** START MATERIAL FOR THIS EXERCISE **
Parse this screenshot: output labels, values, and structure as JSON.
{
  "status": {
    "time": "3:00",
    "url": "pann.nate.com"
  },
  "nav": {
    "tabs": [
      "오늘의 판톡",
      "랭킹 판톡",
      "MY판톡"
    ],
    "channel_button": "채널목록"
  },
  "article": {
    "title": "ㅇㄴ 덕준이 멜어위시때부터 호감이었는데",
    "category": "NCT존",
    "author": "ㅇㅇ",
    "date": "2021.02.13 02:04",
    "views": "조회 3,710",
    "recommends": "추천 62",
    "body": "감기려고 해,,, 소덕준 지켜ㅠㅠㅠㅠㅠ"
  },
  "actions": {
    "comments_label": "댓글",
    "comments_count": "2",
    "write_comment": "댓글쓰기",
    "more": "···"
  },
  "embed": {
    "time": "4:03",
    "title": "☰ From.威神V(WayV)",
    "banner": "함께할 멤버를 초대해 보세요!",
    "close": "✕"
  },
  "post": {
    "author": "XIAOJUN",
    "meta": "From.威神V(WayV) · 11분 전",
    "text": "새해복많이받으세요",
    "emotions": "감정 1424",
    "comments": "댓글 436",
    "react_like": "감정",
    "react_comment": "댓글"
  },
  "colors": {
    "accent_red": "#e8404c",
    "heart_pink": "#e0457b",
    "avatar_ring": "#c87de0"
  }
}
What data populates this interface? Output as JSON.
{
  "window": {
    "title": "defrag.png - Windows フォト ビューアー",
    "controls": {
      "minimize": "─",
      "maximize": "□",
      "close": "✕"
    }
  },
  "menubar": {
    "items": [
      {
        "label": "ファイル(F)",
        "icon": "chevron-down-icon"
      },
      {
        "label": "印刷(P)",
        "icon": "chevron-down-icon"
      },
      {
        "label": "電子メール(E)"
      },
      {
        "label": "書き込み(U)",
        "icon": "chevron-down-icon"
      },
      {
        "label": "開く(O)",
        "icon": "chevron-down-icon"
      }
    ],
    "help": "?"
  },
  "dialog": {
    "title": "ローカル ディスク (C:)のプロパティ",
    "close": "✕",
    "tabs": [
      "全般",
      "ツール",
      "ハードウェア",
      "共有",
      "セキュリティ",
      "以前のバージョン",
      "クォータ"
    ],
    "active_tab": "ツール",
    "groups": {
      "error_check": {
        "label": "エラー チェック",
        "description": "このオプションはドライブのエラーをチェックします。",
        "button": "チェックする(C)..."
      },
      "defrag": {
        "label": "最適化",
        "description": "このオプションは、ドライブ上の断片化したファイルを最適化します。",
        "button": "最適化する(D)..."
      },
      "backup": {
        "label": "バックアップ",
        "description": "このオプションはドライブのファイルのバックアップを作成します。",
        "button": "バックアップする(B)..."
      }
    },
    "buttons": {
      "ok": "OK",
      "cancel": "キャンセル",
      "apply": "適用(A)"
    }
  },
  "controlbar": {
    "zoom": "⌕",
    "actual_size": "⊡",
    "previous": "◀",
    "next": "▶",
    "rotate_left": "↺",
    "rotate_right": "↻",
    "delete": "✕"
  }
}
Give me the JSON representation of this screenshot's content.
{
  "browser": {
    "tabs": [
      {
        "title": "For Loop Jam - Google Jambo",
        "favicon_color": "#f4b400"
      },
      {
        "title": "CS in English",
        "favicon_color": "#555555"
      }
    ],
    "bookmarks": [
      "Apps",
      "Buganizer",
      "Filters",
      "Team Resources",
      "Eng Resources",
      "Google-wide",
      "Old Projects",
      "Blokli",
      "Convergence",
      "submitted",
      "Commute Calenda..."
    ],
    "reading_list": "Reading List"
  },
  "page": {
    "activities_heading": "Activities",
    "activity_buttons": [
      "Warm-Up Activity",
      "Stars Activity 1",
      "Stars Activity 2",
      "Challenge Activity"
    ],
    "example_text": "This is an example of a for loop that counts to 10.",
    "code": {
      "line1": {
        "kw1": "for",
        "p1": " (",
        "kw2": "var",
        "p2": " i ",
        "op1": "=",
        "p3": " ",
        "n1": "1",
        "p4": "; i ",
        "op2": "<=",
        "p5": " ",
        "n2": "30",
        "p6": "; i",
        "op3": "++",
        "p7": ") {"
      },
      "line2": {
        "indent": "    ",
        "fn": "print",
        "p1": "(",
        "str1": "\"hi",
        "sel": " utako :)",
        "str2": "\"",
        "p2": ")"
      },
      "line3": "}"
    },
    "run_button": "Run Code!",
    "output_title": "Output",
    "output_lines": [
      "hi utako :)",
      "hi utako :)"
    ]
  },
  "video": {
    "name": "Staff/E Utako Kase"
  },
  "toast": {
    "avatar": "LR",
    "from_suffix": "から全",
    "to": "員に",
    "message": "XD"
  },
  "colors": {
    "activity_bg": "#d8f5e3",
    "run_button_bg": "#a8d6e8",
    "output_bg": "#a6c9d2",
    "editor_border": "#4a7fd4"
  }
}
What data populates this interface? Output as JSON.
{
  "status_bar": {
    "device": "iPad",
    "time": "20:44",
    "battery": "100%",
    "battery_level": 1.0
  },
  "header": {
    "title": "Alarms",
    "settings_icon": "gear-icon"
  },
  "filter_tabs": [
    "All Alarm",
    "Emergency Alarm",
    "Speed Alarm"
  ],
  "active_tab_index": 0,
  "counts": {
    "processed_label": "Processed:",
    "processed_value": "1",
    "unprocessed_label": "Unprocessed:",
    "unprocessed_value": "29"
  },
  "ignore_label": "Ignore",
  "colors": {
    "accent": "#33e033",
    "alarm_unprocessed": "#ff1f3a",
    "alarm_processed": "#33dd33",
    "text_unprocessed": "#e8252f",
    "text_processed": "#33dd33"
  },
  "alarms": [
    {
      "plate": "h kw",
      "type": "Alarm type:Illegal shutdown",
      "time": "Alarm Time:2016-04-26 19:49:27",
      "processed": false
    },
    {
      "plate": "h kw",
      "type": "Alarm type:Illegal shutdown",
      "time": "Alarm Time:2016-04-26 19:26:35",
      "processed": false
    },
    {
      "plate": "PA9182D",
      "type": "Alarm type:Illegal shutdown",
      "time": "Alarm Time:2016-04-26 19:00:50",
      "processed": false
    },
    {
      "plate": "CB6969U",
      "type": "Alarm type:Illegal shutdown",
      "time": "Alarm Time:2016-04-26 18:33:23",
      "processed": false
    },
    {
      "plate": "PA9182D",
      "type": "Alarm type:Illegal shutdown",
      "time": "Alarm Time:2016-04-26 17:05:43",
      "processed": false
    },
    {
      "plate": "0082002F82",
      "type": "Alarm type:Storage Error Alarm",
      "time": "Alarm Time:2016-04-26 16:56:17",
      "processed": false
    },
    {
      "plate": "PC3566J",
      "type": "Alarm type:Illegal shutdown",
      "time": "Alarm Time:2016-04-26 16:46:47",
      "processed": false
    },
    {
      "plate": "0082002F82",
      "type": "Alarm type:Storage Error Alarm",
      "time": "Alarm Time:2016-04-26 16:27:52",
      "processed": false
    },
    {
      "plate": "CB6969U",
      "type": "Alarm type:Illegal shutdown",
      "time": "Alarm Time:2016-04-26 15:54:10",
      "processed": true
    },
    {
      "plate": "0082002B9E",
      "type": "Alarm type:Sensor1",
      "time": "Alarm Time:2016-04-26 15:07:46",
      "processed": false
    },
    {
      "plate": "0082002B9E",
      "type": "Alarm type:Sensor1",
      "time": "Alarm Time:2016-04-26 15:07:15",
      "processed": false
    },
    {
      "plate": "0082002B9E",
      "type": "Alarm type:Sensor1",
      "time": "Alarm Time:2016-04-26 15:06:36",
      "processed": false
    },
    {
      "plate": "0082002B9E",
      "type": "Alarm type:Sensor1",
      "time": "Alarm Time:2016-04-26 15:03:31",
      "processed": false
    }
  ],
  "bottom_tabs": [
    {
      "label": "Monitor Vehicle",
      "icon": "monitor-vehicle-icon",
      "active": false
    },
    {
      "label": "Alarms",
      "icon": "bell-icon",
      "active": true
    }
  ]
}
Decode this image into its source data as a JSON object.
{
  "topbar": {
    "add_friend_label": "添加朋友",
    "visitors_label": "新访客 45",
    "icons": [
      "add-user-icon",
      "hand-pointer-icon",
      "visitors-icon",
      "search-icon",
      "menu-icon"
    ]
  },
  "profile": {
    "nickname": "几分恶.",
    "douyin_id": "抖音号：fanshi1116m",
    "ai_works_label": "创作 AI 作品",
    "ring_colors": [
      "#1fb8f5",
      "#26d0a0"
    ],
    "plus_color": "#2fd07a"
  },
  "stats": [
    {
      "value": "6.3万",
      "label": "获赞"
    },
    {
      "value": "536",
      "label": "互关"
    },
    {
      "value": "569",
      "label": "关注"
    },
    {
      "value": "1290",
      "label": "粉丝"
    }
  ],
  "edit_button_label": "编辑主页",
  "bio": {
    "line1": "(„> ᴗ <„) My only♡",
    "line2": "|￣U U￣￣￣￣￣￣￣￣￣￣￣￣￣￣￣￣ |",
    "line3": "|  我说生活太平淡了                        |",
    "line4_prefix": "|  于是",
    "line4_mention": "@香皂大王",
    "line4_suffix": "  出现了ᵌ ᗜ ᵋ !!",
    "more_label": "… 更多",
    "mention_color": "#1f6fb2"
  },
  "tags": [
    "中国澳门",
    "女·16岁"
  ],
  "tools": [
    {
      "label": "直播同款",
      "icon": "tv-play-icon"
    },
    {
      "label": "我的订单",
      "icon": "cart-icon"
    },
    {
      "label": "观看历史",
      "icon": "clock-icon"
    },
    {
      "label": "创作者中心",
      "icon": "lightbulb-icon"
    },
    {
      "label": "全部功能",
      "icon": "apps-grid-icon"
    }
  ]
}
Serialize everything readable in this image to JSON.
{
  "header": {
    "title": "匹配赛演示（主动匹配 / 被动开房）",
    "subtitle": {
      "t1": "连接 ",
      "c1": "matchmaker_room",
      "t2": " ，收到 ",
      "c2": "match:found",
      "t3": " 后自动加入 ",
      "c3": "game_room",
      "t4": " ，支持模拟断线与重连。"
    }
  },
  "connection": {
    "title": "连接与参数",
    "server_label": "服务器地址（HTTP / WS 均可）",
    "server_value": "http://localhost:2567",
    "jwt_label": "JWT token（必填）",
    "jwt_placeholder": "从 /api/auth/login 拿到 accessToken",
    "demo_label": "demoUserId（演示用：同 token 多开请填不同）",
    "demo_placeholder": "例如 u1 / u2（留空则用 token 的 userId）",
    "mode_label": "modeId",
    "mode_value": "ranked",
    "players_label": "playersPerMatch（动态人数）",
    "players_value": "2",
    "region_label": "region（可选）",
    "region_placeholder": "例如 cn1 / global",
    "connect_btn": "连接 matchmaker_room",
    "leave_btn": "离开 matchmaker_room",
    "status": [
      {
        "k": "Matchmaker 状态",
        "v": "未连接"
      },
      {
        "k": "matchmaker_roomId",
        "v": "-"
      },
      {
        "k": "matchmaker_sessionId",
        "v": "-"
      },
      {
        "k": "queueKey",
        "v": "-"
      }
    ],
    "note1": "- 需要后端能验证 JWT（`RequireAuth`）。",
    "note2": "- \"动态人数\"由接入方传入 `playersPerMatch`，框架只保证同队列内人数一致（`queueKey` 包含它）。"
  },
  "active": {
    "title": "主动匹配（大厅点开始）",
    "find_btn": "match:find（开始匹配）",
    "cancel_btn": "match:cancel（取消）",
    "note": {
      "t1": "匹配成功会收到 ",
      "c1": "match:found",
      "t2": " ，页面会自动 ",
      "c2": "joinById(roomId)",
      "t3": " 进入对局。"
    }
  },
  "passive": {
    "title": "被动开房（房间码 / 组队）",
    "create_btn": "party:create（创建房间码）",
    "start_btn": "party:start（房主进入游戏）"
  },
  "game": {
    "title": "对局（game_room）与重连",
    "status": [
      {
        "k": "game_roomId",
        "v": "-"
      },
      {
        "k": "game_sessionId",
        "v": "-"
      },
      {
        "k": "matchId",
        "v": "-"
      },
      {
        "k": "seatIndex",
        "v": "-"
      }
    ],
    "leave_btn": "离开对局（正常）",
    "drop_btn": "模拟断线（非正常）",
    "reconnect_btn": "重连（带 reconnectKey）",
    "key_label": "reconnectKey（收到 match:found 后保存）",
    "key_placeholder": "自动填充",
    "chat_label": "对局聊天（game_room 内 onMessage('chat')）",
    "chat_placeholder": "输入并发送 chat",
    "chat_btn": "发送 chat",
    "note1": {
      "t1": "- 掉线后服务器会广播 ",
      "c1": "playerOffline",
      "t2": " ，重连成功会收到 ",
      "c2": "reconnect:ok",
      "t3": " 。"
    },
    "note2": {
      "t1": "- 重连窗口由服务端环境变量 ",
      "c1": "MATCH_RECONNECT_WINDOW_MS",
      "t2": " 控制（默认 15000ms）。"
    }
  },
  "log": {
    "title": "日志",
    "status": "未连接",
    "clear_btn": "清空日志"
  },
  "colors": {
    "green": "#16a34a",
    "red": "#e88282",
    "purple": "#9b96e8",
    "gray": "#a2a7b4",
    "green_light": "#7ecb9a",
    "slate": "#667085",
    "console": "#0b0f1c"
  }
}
** END MATERIAL FOR THIS EXERCISE **
**GIVEN TASK:**
Consider the entries above and return each line with the string "Google".

**RIGHT ANSWER:**
        "title": "For Loop Jam - Google Jambo",
      "Google-wide",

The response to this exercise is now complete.